-- BEGIN Excerpted data --
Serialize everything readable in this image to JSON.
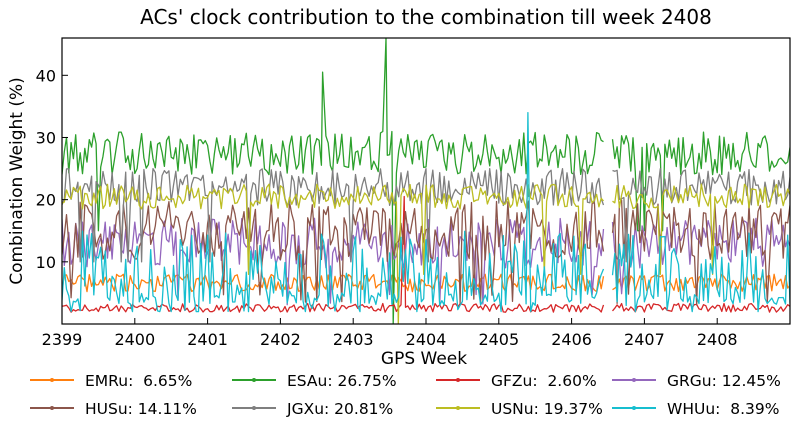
{
  "chart_data": {
    "type": "line",
    "title": "ACs' clock contribution to the combination till week 2408",
    "xlabel": "GPS Week",
    "ylabel": "Combination Weight (%)",
    "xlim": [
      2399,
      2409
    ],
    "ylim": [
      0,
      46
    ],
    "x_ticks": [
      2399,
      2400,
      2401,
      2402,
      2403,
      2404,
      2405,
      2406,
      2407,
      2408
    ],
    "y_ticks": [
      10,
      20,
      30,
      40
    ],
    "grid": false,
    "legend_position": "bottom",
    "legend_columns": 4,
    "sampling_per_week": 32,
    "gaps": [
      [
        2406.44,
        2406.56
      ]
    ],
    "series": [
      {
        "name": "EMRu",
        "legend": "EMRu:  6.65%",
        "color": "#ff7f0e",
        "base": 6.6,
        "noise": 1.4,
        "dropout_prob": 0.0,
        "dropout_value": 0,
        "min": 3.5,
        "max": 10.5
      },
      {
        "name": "ESAu",
        "legend": "ESAu: 26.75%",
        "color": "#2ca02c",
        "base": 27.5,
        "noise": 3.5,
        "dropout_prob": 0.01,
        "dropout_value": 2,
        "min": 15,
        "max": 40.5
      },
      {
        "name": "GFZu",
        "legend": "GFZu:  2.60%",
        "color": "#d62728",
        "base": 2.6,
        "noise": 0.7,
        "dropout_prob": 0.0,
        "dropout_value": 0,
        "min": 1,
        "max": 5
      },
      {
        "name": "GRGu",
        "legend": "GRGu: 12.45%",
        "color": "#9467bd",
        "base": 13,
        "noise": 4,
        "dropout_prob": 0.04,
        "dropout_value": 3,
        "min": 2,
        "max": 22
      },
      {
        "name": "HUSu",
        "legend": "HUSu: 14.11%",
        "color": "#8c564b",
        "base": 15,
        "noise": 5,
        "dropout_prob": 0.05,
        "dropout_value": 3,
        "min": 2,
        "max": 25
      },
      {
        "name": "JGXu",
        "legend": "JGXu: 20.81%",
        "color": "#7f7f7f",
        "base": 22,
        "noise": 3,
        "dropout_prob": 0.04,
        "dropout_value": 3,
        "min": 10,
        "max": 30
      },
      {
        "name": "USNu",
        "legend": "USNu: 19.37%",
        "color": "#bcbd22",
        "base": 20.5,
        "noise": 2,
        "dropout_prob": 0.03,
        "dropout_value": 2.5,
        "min": 8,
        "max": 31
      },
      {
        "name": "WHUu",
        "legend": "WHUu:  8.39%",
        "color": "#17becf",
        "base": 8,
        "noise": 7,
        "dropout_prob": 0.3,
        "dropout_value": 3,
        "min": 2,
        "max": 33
      }
    ],
    "spikes": [
      {
        "series": "ESAu",
        "x": 2402.58,
        "y": 40.5
      },
      {
        "series": "ESAu",
        "x": 2403.45,
        "y": 46
      },
      {
        "series": "ESAu",
        "x": 2403.55,
        "y": 0
      },
      {
        "series": "USNu",
        "x": 2403.62,
        "y": 0
      },
      {
        "series": "GFZu",
        "x": 2403.7,
        "y": 20.5
      },
      {
        "series": "HUSu",
        "x": 2401.02,
        "y": 17.5
      },
      {
        "series": "WHUu",
        "x": 2405.4,
        "y": 34
      }
    ]
  }
}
-- END Excerpted data --
Aim: In this exercise, set down all of the data exactly, without the pictures.

Response for this exercise:
Serialize everything readable in this image to JSON.
{
  "chart_data": {
    "type": "line",
    "title": "ACs' clock contribution to the combination till week 2408",
    "xlabel": "GPS Week",
    "ylabel": "Combination Weight (%)",
    "xlim": [
      2399,
      2409
    ],
    "ylim": [
      0,
      46
    ],
    "x_ticks": [
      2399,
      2400,
      2401,
      2402,
      2403,
      2404,
      2405,
      2406,
      2407,
      2408
    ],
    "y_ticks": [
      10,
      20,
      30,
      40
    ],
    "grid": false,
    "legend_position": "bottom",
    "legend_columns": 4,
    "sampling_per_week": 32,
    "gaps": [
      [
        2406.44,
        2406.56
      ]
    ],
    "series": [
      {
        "name": "EMRu",
        "legend": "EMRu:  6.65%",
        "color": "#ff7f0e",
        "base": 6.6,
        "noise": 1.4,
        "dropout_prob": 0.0,
        "dropout_value": 0,
        "min": 3.5,
        "max": 10.5
      },
      {
        "name": "ESAu",
        "legend": "ESAu: 26.75%",
        "color": "#2ca02c",
        "base": 27.5,
        "noise": 3.5,
        "dropout_prob": 0.01,
        "dropout_value": 2,
        "min": 15,
        "max": 40.5
      },
      {
        "name": "GFZu",
        "legend": "GFZu:  2.60%",
        "color": "#d62728",
        "base": 2.6,
        "noise": 0.7,
        "dropout_prob": 0.0,
        "dropout_value": 0,
        "min": 1,
        "max": 5
      },
      {
        "name": "GRGu",
        "legend": "GRGu: 12.45%",
        "color": "#9467bd",
        "base": 13,
        "noise": 4,
        "dropout_prob": 0.04,
        "dropout_value": 3,
        "min": 2,
        "max": 22
      },
      {
        "name": "HUSu",
        "legend": "HUSu: 14.11%",
        "color": "#8c564b",
        "base": 15,
        "noise": 5,
        "dropout_prob": 0.05,
        "dropout_value": 3,
        "min": 2,
        "max": 25
      },
      {
        "name": "JGXu",
        "legend": "JGXu: 20.81%",
        "color": "#7f7f7f",
        "base": 22,
        "noise": 3,
        "dropout_prob": 0.04,
        "dropout_value": 3,
        "min": 10,
        "max": 30
      },
      {
        "name": "USNu",
        "legend": "USNu: 19.37%",
        "color": "#bcbd22",
        "base": 20.5,
        "noise": 2,
        "dropout_prob": 0.03,
        "dropout_value": 2.5,
        "min": 8,
        "max": 31
      },
      {
        "name": "WHUu",
        "legend": "WHUu:  8.39%",
        "color": "#17becf",
        "base": 8,
        "noise": 7,
        "dropout_prob": 0.3,
        "dropout_value": 3,
        "min": 2,
        "max": 33
      }
    ],
    "spikes": [
      {
        "series": "ESAu",
        "x": 2402.58,
        "y": 40.5
      },
      {
        "series": "ESAu",
        "x": 2403.45,
        "y": 46
      },
      {
        "series": "ESAu",
        "x": 2403.55,
        "y": 0
      },
      {
        "series": "USNu",
        "x": 2403.62,
        "y": 0
      },
      {
        "series": "GFZu",
        "x": 2403.7,
        "y": 20.5
      },
      {
        "series": "HUSu",
        "x": 2401.02,
        "y": 17.5
      },
      {
        "series": "WHUu",
        "x": 2405.4,
        "y": 34
      }
    ]
  }
}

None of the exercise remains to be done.